(Entries with figure data)
+++
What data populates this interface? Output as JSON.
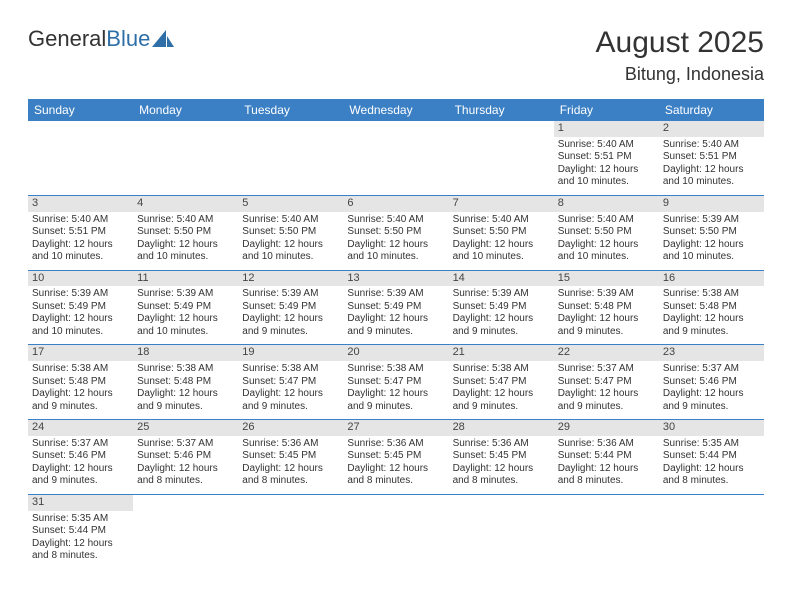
{
  "logo": {
    "text1": "General",
    "text2": "Blue"
  },
  "title": "August 2025",
  "location": "Bitung, Indonesia",
  "colors": {
    "header_bg": "#3b7fc4",
    "header_text": "#ffffff",
    "daynum_bg": "#e5e5e5",
    "border": "#3b7fc4",
    "logo_accent": "#2f6fa7"
  },
  "weekdays": [
    "Sunday",
    "Monday",
    "Tuesday",
    "Wednesday",
    "Thursday",
    "Friday",
    "Saturday"
  ],
  "weeks": [
    [
      null,
      null,
      null,
      null,
      null,
      {
        "day": "1",
        "sunrise": "Sunrise: 5:40 AM",
        "sunset": "Sunset: 5:51 PM",
        "daylight1": "Daylight: 12 hours",
        "daylight2": "and 10 minutes."
      },
      {
        "day": "2",
        "sunrise": "Sunrise: 5:40 AM",
        "sunset": "Sunset: 5:51 PM",
        "daylight1": "Daylight: 12 hours",
        "daylight2": "and 10 minutes."
      }
    ],
    [
      {
        "day": "3",
        "sunrise": "Sunrise: 5:40 AM",
        "sunset": "Sunset: 5:51 PM",
        "daylight1": "Daylight: 12 hours",
        "daylight2": "and 10 minutes."
      },
      {
        "day": "4",
        "sunrise": "Sunrise: 5:40 AM",
        "sunset": "Sunset: 5:50 PM",
        "daylight1": "Daylight: 12 hours",
        "daylight2": "and 10 minutes."
      },
      {
        "day": "5",
        "sunrise": "Sunrise: 5:40 AM",
        "sunset": "Sunset: 5:50 PM",
        "daylight1": "Daylight: 12 hours",
        "daylight2": "and 10 minutes."
      },
      {
        "day": "6",
        "sunrise": "Sunrise: 5:40 AM",
        "sunset": "Sunset: 5:50 PM",
        "daylight1": "Daylight: 12 hours",
        "daylight2": "and 10 minutes."
      },
      {
        "day": "7",
        "sunrise": "Sunrise: 5:40 AM",
        "sunset": "Sunset: 5:50 PM",
        "daylight1": "Daylight: 12 hours",
        "daylight2": "and 10 minutes."
      },
      {
        "day": "8",
        "sunrise": "Sunrise: 5:40 AM",
        "sunset": "Sunset: 5:50 PM",
        "daylight1": "Daylight: 12 hours",
        "daylight2": "and 10 minutes."
      },
      {
        "day": "9",
        "sunrise": "Sunrise: 5:39 AM",
        "sunset": "Sunset: 5:50 PM",
        "daylight1": "Daylight: 12 hours",
        "daylight2": "and 10 minutes."
      }
    ],
    [
      {
        "day": "10",
        "sunrise": "Sunrise: 5:39 AM",
        "sunset": "Sunset: 5:49 PM",
        "daylight1": "Daylight: 12 hours",
        "daylight2": "and 10 minutes."
      },
      {
        "day": "11",
        "sunrise": "Sunrise: 5:39 AM",
        "sunset": "Sunset: 5:49 PM",
        "daylight1": "Daylight: 12 hours",
        "daylight2": "and 10 minutes."
      },
      {
        "day": "12",
        "sunrise": "Sunrise: 5:39 AM",
        "sunset": "Sunset: 5:49 PM",
        "daylight1": "Daylight: 12 hours",
        "daylight2": "and 9 minutes."
      },
      {
        "day": "13",
        "sunrise": "Sunrise: 5:39 AM",
        "sunset": "Sunset: 5:49 PM",
        "daylight1": "Daylight: 12 hours",
        "daylight2": "and 9 minutes."
      },
      {
        "day": "14",
        "sunrise": "Sunrise: 5:39 AM",
        "sunset": "Sunset: 5:49 PM",
        "daylight1": "Daylight: 12 hours",
        "daylight2": "and 9 minutes."
      },
      {
        "day": "15",
        "sunrise": "Sunrise: 5:39 AM",
        "sunset": "Sunset: 5:48 PM",
        "daylight1": "Daylight: 12 hours",
        "daylight2": "and 9 minutes."
      },
      {
        "day": "16",
        "sunrise": "Sunrise: 5:38 AM",
        "sunset": "Sunset: 5:48 PM",
        "daylight1": "Daylight: 12 hours",
        "daylight2": "and 9 minutes."
      }
    ],
    [
      {
        "day": "17",
        "sunrise": "Sunrise: 5:38 AM",
        "sunset": "Sunset: 5:48 PM",
        "daylight1": "Daylight: 12 hours",
        "daylight2": "and 9 minutes."
      },
      {
        "day": "18",
        "sunrise": "Sunrise: 5:38 AM",
        "sunset": "Sunset: 5:48 PM",
        "daylight1": "Daylight: 12 hours",
        "daylight2": "and 9 minutes."
      },
      {
        "day": "19",
        "sunrise": "Sunrise: 5:38 AM",
        "sunset": "Sunset: 5:47 PM",
        "daylight1": "Daylight: 12 hours",
        "daylight2": "and 9 minutes."
      },
      {
        "day": "20",
        "sunrise": "Sunrise: 5:38 AM",
        "sunset": "Sunset: 5:47 PM",
        "daylight1": "Daylight: 12 hours",
        "daylight2": "and 9 minutes."
      },
      {
        "day": "21",
        "sunrise": "Sunrise: 5:38 AM",
        "sunset": "Sunset: 5:47 PM",
        "daylight1": "Daylight: 12 hours",
        "daylight2": "and 9 minutes."
      },
      {
        "day": "22",
        "sunrise": "Sunrise: 5:37 AM",
        "sunset": "Sunset: 5:47 PM",
        "daylight1": "Daylight: 12 hours",
        "daylight2": "and 9 minutes."
      },
      {
        "day": "23",
        "sunrise": "Sunrise: 5:37 AM",
        "sunset": "Sunset: 5:46 PM",
        "daylight1": "Daylight: 12 hours",
        "daylight2": "and 9 minutes."
      }
    ],
    [
      {
        "day": "24",
        "sunrise": "Sunrise: 5:37 AM",
        "sunset": "Sunset: 5:46 PM",
        "daylight1": "Daylight: 12 hours",
        "daylight2": "and 9 minutes."
      },
      {
        "day": "25",
        "sunrise": "Sunrise: 5:37 AM",
        "sunset": "Sunset: 5:46 PM",
        "daylight1": "Daylight: 12 hours",
        "daylight2": "and 8 minutes."
      },
      {
        "day": "26",
        "sunrise": "Sunrise: 5:36 AM",
        "sunset": "Sunset: 5:45 PM",
        "daylight1": "Daylight: 12 hours",
        "daylight2": "and 8 minutes."
      },
      {
        "day": "27",
        "sunrise": "Sunrise: 5:36 AM",
        "sunset": "Sunset: 5:45 PM",
        "daylight1": "Daylight: 12 hours",
        "daylight2": "and 8 minutes."
      },
      {
        "day": "28",
        "sunrise": "Sunrise: 5:36 AM",
        "sunset": "Sunset: 5:45 PM",
        "daylight1": "Daylight: 12 hours",
        "daylight2": "and 8 minutes."
      },
      {
        "day": "29",
        "sunrise": "Sunrise: 5:36 AM",
        "sunset": "Sunset: 5:44 PM",
        "daylight1": "Daylight: 12 hours",
        "daylight2": "and 8 minutes."
      },
      {
        "day": "30",
        "sunrise": "Sunrise: 5:35 AM",
        "sunset": "Sunset: 5:44 PM",
        "daylight1": "Daylight: 12 hours",
        "daylight2": "and 8 minutes."
      }
    ],
    [
      {
        "day": "31",
        "sunrise": "Sunrise: 5:35 AM",
        "sunset": "Sunset: 5:44 PM",
        "daylight1": "Daylight: 12 hours",
        "daylight2": "and 8 minutes."
      },
      null,
      null,
      null,
      null,
      null,
      null
    ]
  ]
}
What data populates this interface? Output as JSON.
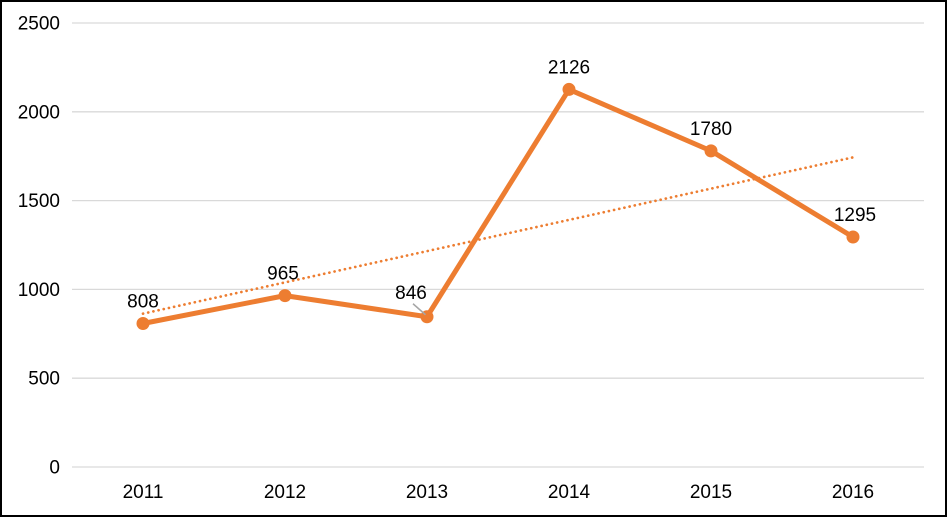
+++
▸ YOUR TASK
Output the data exactly. Pictures don't belong in the result.

▸ RESULT FOR THIS TASK
What data populates this interface? Output as JSON.
{
  "logo": {
    "text1": "General",
    "text2": "Blue"
  },
  "title": "August 2025",
  "location": "Bitung, Indonesia",
  "colors": {
    "header_bg": "#3b7fc4",
    "header_text": "#ffffff",
    "daynum_bg": "#e5e5e5",
    "border": "#3b7fc4",
    "logo_accent": "#2f6fa7"
  },
  "weekdays": [
    "Sunday",
    "Monday",
    "Tuesday",
    "Wednesday",
    "Thursday",
    "Friday",
    "Saturday"
  ],
  "weeks": [
    [
      null,
      null,
      null,
      null,
      null,
      {
        "day": "1",
        "sunrise": "Sunrise: 5:40 AM",
        "sunset": "Sunset: 5:51 PM",
        "daylight1": "Daylight: 12 hours",
        "daylight2": "and 10 minutes."
      },
      {
        "day": "2",
        "sunrise": "Sunrise: 5:40 AM",
        "sunset": "Sunset: 5:51 PM",
        "daylight1": "Daylight: 12 hours",
        "daylight2": "and 10 minutes."
      }
    ],
    [
      {
        "day": "3",
        "sunrise": "Sunrise: 5:40 AM",
        "sunset": "Sunset: 5:51 PM",
        "daylight1": "Daylight: 12 hours",
        "daylight2": "and 10 minutes."
      },
      {
        "day": "4",
        "sunrise": "Sunrise: 5:40 AM",
        "sunset": "Sunset: 5:50 PM",
        "daylight1": "Daylight: 12 hours",
        "daylight2": "and 10 minutes."
      },
      {
        "day": "5",
        "sunrise": "Sunrise: 5:40 AM",
        "sunset": "Sunset: 5:50 PM",
        "daylight1": "Daylight: 12 hours",
        "daylight2": "and 10 minutes."
      },
      {
        "day": "6",
        "sunrise": "Sunrise: 5:40 AM",
        "sunset": "Sunset: 5:50 PM",
        "daylight1": "Daylight: 12 hours",
        "daylight2": "and 10 minutes."
      },
      {
        "day": "7",
        "sunrise": "Sunrise: 5:40 AM",
        "sunset": "Sunset: 5:50 PM",
        "daylight1": "Daylight: 12 hours",
        "daylight2": "and 10 minutes."
      },
      {
        "day": "8",
        "sunrise": "Sunrise: 5:40 AM",
        "sunset": "Sunset: 5:50 PM",
        "daylight1": "Daylight: 12 hours",
        "daylight2": "and 10 minutes."
      },
      {
        "day": "9",
        "sunrise": "Sunrise: 5:39 AM",
        "sunset": "Sunset: 5:50 PM",
        "daylight1": "Daylight: 12 hours",
        "daylight2": "and 10 minutes."
      }
    ],
    [
      {
        "day": "10",
        "sunrise": "Sunrise: 5:39 AM",
        "sunset": "Sunset: 5:49 PM",
        "daylight1": "Daylight: 12 hours",
        "daylight2": "and 10 minutes."
      },
      {
        "day": "11",
        "sunrise": "Sunrise: 5:39 AM",
        "sunset": "Sunset: 5:49 PM",
        "daylight1": "Daylight: 12 hours",
        "daylight2": "and 10 minutes."
      },
      {
        "day": "12",
        "sunrise": "Sunrise: 5:39 AM",
        "sunset": "Sunset: 5:49 PM",
        "daylight1": "Daylight: 12 hours",
        "daylight2": "and 9 minutes."
      },
      {
        "day": "13",
        "sunrise": "Sunrise: 5:39 AM",
        "sunset": "Sunset: 5:49 PM",
        "daylight1": "Daylight: 12 hours",
        "daylight2": "and 9 minutes."
      },
      {
        "day": "14",
        "sunrise": "Sunrise: 5:39 AM",
        "sunset": "Sunset: 5:49 PM",
        "daylight1": "Daylight: 12 hours",
        "daylight2": "and 9 minutes."
      },
      {
        "day": "15",
        "sunrise": "Sunrise: 5:39 AM",
        "sunset": "Sunset: 5:48 PM",
        "daylight1": "Daylight: 12 hours",
        "daylight2": "and 9 minutes."
      },
      {
        "day": "16",
        "sunrise": "Sunrise: 5:38 AM",
        "sunset": "Sunset: 5:48 PM",
        "daylight1": "Daylight: 12 hours",
        "daylight2": "and 9 minutes."
      }
    ],
    [
      {
        "day": "17",
        "sunrise": "Sunrise: 5:38 AM",
        "sunset": "Sunset: 5:48 PM",
        "daylight1": "Daylight: 12 hours",
        "daylight2": "and 9 minutes."
      },
      {
        "day": "18",
        "sunrise": "Sunrise: 5:38 AM",
        "sunset": "Sunset: 5:48 PM",
        "daylight1": "Daylight: 12 hours",
        "daylight2": "and 9 minutes."
      },
      {
        "day": "19",
        "sunrise": "Sunrise: 5:38 AM",
        "sunset": "Sunset: 5:47 PM",
        "daylight1": "Daylight: 12 hours",
        "daylight2": "and 9 minutes."
      },
      {
        "day": "20",
        "sunrise": "Sunrise: 5:38 AM",
        "sunset": "Sunset: 5:47 PM",
        "daylight1": "Daylight: 12 hours",
        "daylight2": "and 9 minutes."
      },
      {
        "day": "21",
        "sunrise": "Sunrise: 5:38 AM",
        "sunset": "Sunset: 5:47 PM",
        "daylight1": "Daylight: 12 hours",
        "daylight2": "and 9 minutes."
      },
      {
        "day": "22",
        "sunrise": "Sunrise: 5:37 AM",
        "sunset": "Sunset: 5:47 PM",
        "daylight1": "Daylight: 12 hours",
        "daylight2": "and 9 minutes."
      },
      {
        "day": "23",
        "sunrise": "Sunrise: 5:37 AM",
        "sunset": "Sunset: 5:46 PM",
        "daylight1": "Daylight: 12 hours",
        "daylight2": "and 9 minutes."
      }
    ],
    [
      {
        "day": "24",
        "sunrise": "Sunrise: 5:37 AM",
        "sunset": "Sunset: 5:46 PM",
        "daylight1": "Daylight: 12 hours",
        "daylight2": "and 9 minutes."
      },
      {
        "day": "25",
        "sunrise": "Sunrise: 5:37 AM",
        "sunset": "Sunset: 5:46 PM",
        "daylight1": "Daylight: 12 hours",
        "daylight2": "and 8 minutes."
      },
      {
        "day": "26",
        "sunrise": "Sunrise: 5:36 AM",
        "sunset": "Sunset: 5:45 PM",
        "daylight1": "Daylight: 12 hours",
        "daylight2": "and 8 minutes."
      },
      {
        "day": "27",
        "sunrise": "Sunrise: 5:36 AM",
        "sunset": "Sunset: 5:45 PM",
        "daylight1": "Daylight: 12 hours",
        "daylight2": "and 8 minutes."
      },
      {
        "day": "28",
        "sunrise": "Sunrise: 5:36 AM",
        "sunset": "Sunset: 5:45 PM",
        "daylight1": "Daylight: 12 hours",
        "daylight2": "and 8 minutes."
      },
      {
        "day": "29",
        "sunrise": "Sunrise: 5:36 AM",
        "sunset": "Sunset: 5:44 PM",
        "daylight1": "Daylight: 12 hours",
        "daylight2": "and 8 minutes."
      },
      {
        "day": "30",
        "sunrise": "Sunrise: 5:35 AM",
        "sunset": "Sunset: 5:44 PM",
        "daylight1": "Daylight: 12 hours",
        "daylight2": "and 8 minutes."
      }
    ],
    [
      {
        "day": "31",
        "sunrise": "Sunrise: 5:35 AM",
        "sunset": "Sunset: 5:44 PM",
        "daylight1": "Daylight: 12 hours",
        "daylight2": "and 8 minutes."
      },
      null,
      null,
      null,
      null,
      null,
      null
    ]
  ]
}
What data populates this interface? Output as JSON.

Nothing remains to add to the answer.